Data supplied =

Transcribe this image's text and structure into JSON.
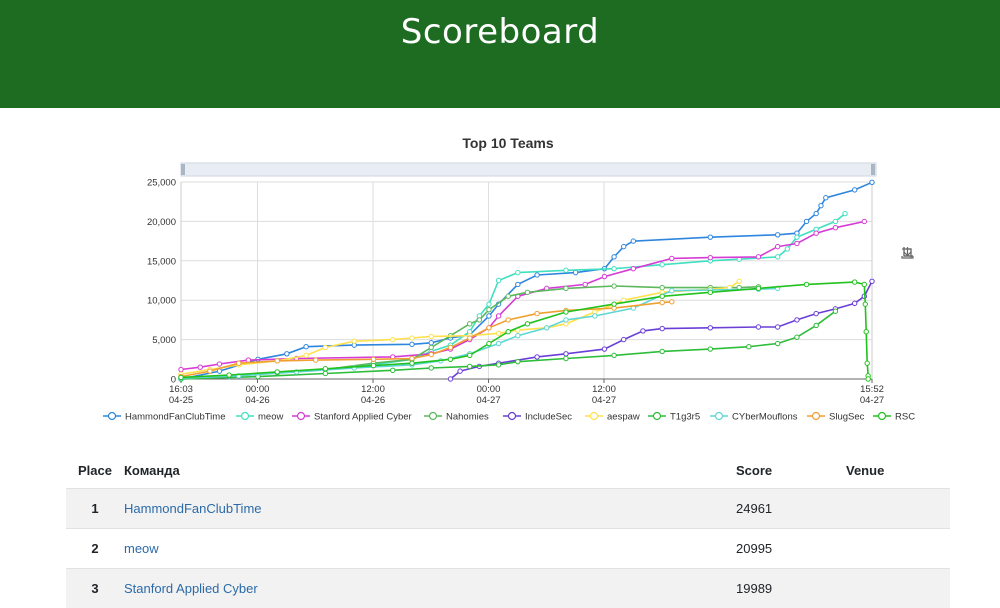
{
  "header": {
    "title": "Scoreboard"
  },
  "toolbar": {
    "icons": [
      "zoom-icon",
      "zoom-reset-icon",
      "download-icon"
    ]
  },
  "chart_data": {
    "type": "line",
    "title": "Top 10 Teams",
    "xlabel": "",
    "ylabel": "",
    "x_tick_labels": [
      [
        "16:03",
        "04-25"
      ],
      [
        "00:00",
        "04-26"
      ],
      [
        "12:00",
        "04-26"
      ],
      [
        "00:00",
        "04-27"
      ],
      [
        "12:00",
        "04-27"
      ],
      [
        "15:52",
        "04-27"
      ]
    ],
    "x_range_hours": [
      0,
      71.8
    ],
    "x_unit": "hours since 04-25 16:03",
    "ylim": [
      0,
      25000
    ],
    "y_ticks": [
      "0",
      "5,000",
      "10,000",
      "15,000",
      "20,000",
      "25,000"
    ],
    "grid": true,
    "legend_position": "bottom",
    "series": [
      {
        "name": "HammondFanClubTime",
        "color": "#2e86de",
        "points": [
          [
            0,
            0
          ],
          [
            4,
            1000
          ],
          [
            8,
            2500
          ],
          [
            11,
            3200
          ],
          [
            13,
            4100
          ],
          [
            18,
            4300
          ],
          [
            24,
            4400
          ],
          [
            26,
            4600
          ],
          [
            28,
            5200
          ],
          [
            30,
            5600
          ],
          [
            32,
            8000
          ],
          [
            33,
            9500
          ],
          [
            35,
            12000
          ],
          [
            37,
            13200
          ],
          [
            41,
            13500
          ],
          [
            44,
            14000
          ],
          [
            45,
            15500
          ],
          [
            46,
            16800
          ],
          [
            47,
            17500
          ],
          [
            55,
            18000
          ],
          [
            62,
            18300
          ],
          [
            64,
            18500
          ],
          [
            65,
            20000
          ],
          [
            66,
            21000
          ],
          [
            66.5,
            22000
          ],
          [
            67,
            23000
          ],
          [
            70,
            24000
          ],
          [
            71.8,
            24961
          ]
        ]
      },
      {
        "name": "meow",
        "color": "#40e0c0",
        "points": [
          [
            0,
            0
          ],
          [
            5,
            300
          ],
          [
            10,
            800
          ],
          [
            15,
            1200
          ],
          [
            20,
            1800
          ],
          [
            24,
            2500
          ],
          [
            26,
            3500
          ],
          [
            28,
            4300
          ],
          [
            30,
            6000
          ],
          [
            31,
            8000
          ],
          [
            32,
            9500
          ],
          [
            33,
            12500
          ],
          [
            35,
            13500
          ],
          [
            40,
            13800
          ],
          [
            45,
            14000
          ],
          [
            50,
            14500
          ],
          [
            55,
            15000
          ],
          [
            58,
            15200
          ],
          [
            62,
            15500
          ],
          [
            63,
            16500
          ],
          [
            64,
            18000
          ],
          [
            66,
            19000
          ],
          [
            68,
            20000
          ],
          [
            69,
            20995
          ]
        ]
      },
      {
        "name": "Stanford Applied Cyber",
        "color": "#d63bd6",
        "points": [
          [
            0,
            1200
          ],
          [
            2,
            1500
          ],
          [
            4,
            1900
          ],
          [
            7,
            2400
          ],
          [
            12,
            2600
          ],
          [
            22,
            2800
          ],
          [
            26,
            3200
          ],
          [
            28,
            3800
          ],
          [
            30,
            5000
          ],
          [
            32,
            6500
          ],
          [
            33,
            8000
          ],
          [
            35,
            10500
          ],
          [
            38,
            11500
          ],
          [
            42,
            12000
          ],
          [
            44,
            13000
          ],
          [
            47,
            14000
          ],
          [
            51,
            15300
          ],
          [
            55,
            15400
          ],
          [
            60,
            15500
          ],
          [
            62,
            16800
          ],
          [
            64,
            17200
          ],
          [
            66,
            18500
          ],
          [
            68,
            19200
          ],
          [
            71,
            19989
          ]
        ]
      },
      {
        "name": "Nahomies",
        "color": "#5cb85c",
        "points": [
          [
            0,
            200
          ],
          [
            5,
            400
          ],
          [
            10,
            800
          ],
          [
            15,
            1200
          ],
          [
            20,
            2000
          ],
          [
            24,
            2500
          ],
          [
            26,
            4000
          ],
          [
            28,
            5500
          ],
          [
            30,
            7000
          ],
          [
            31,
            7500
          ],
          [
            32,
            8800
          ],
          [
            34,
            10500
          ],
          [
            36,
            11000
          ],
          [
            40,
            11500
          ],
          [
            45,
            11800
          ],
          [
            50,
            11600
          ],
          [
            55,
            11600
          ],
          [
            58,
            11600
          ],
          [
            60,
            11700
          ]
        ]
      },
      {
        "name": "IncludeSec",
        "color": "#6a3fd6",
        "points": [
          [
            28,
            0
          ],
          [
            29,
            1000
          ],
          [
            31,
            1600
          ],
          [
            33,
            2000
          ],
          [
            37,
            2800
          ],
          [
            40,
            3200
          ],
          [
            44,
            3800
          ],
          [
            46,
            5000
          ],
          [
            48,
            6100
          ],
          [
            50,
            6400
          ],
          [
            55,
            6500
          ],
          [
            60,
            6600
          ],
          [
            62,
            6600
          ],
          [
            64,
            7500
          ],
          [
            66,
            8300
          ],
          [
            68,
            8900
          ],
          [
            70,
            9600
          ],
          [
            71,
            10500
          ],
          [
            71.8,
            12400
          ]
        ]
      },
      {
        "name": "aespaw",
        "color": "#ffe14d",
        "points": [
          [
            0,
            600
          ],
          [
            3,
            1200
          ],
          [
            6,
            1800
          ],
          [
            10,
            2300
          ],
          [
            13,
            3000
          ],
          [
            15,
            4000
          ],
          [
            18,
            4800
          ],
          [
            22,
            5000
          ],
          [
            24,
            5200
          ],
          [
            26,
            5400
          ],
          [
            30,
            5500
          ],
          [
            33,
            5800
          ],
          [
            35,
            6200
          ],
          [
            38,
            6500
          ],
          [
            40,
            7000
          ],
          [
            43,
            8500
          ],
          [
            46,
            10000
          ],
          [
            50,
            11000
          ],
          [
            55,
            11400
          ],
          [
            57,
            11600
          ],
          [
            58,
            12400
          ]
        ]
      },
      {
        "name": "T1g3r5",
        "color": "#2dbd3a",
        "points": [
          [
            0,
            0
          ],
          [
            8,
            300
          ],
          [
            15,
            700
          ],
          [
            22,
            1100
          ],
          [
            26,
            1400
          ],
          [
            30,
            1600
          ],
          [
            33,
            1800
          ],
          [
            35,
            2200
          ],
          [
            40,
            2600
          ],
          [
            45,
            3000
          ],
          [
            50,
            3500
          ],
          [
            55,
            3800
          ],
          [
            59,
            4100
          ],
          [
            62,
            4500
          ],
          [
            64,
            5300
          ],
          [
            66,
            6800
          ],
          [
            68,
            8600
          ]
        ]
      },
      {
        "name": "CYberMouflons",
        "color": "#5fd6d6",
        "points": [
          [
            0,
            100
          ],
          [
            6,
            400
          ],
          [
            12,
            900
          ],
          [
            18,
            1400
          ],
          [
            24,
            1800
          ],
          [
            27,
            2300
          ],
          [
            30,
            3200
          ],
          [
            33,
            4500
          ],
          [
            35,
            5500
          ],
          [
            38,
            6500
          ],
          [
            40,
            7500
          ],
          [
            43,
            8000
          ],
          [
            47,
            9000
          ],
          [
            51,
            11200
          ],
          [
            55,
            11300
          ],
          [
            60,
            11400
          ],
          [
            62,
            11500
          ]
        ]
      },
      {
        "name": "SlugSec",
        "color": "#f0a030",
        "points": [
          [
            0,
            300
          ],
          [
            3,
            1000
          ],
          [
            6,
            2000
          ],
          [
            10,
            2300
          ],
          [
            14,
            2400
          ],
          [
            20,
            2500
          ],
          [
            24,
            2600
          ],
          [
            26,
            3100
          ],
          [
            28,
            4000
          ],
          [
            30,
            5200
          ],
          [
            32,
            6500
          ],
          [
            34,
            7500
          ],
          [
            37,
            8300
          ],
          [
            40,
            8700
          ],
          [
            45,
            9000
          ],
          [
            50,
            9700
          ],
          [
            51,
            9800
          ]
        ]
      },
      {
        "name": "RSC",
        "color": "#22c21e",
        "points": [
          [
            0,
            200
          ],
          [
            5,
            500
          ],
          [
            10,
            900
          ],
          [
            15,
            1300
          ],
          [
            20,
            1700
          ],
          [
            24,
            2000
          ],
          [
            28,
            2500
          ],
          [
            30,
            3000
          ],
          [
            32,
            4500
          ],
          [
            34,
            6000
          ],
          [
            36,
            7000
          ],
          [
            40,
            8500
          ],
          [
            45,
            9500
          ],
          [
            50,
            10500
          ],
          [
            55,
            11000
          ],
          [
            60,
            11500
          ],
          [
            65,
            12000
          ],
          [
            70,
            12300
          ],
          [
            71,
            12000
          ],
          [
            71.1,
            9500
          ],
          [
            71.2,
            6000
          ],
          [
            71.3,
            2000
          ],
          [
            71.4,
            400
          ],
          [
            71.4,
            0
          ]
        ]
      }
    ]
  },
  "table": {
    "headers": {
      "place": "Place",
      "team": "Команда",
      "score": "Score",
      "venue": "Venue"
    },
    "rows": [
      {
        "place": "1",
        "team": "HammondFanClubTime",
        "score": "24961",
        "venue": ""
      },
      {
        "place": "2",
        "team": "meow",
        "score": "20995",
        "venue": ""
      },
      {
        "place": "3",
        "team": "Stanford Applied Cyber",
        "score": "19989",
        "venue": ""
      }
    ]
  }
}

Problem statement = Note every line above where the string "Stanford" shows up, and copy those lines.

The solution =
        "name": "Stanford Applied Cyber",
        "team": "Stanford Applied Cyber",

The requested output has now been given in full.